EXERCISE REQUIREMENTS: Transcribe each line of the records below exactly, excluding any embedded images.

INFORMATION GIVEN:
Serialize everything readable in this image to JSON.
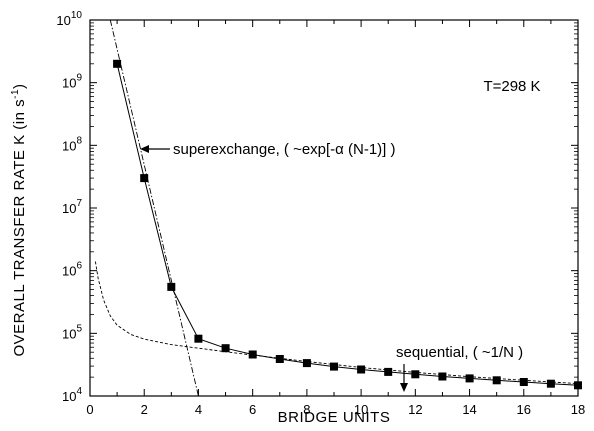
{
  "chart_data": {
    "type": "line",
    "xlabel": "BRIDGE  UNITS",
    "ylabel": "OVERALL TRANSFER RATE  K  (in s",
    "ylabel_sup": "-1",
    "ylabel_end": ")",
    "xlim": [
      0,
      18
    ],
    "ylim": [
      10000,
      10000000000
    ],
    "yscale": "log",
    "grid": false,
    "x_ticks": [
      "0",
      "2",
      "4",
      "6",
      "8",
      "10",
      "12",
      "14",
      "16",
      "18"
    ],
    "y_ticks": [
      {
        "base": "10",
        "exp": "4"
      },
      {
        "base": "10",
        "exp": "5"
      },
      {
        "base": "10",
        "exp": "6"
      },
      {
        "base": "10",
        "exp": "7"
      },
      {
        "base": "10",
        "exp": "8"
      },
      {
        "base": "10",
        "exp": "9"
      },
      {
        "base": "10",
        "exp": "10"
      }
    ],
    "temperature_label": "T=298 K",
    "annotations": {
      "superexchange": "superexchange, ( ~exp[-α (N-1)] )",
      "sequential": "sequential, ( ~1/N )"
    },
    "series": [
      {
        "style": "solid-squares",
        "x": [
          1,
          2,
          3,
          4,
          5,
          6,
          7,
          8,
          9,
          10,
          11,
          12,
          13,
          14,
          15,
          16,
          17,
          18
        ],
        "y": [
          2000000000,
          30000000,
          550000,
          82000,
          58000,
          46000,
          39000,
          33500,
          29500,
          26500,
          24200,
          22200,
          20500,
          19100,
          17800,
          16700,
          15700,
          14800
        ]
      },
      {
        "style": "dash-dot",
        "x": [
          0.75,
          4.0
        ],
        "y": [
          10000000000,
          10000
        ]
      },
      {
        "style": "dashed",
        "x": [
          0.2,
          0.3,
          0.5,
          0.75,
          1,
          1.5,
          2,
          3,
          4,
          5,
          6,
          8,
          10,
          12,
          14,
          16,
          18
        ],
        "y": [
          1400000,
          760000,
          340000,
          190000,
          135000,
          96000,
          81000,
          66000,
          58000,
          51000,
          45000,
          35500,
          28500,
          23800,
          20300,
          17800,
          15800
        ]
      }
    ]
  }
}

FULL RESPONSE:
Serialize everything readable in this image to JSON.
{
  "chart_data": {
    "type": "line",
    "xlabel": "BRIDGE  UNITS",
    "ylabel": "OVERALL TRANSFER RATE  K  (in s",
    "ylabel_sup": "-1",
    "ylabel_end": ")",
    "xlim": [
      0,
      18
    ],
    "ylim": [
      10000,
      10000000000
    ],
    "yscale": "log",
    "grid": false,
    "x_ticks": [
      "0",
      "2",
      "4",
      "6",
      "8",
      "10",
      "12",
      "14",
      "16",
      "18"
    ],
    "y_ticks": [
      {
        "base": "10",
        "exp": "4"
      },
      {
        "base": "10",
        "exp": "5"
      },
      {
        "base": "10",
        "exp": "6"
      },
      {
        "base": "10",
        "exp": "7"
      },
      {
        "base": "10",
        "exp": "8"
      },
      {
        "base": "10",
        "exp": "9"
      },
      {
        "base": "10",
        "exp": "10"
      }
    ],
    "temperature_label": "T=298 K",
    "annotations": {
      "superexchange": "superexchange, ( ~exp[-α (N-1)] )",
      "sequential": "sequential, ( ~1/N )"
    },
    "series": [
      {
        "style": "solid-squares",
        "x": [
          1,
          2,
          3,
          4,
          5,
          6,
          7,
          8,
          9,
          10,
          11,
          12,
          13,
          14,
          15,
          16,
          17,
          18
        ],
        "y": [
          2000000000,
          30000000,
          550000,
          82000,
          58000,
          46000,
          39000,
          33500,
          29500,
          26500,
          24200,
          22200,
          20500,
          19100,
          17800,
          16700,
          15700,
          14800
        ]
      },
      {
        "style": "dash-dot",
        "x": [
          0.75,
          4.0
        ],
        "y": [
          10000000000,
          10000
        ]
      },
      {
        "style": "dashed",
        "x": [
          0.2,
          0.3,
          0.5,
          0.75,
          1,
          1.5,
          2,
          3,
          4,
          5,
          6,
          8,
          10,
          12,
          14,
          16,
          18
        ],
        "y": [
          1400000,
          760000,
          340000,
          190000,
          135000,
          96000,
          81000,
          66000,
          58000,
          51000,
          45000,
          35500,
          28500,
          23800,
          20300,
          17800,
          15800
        ]
      }
    ]
  }
}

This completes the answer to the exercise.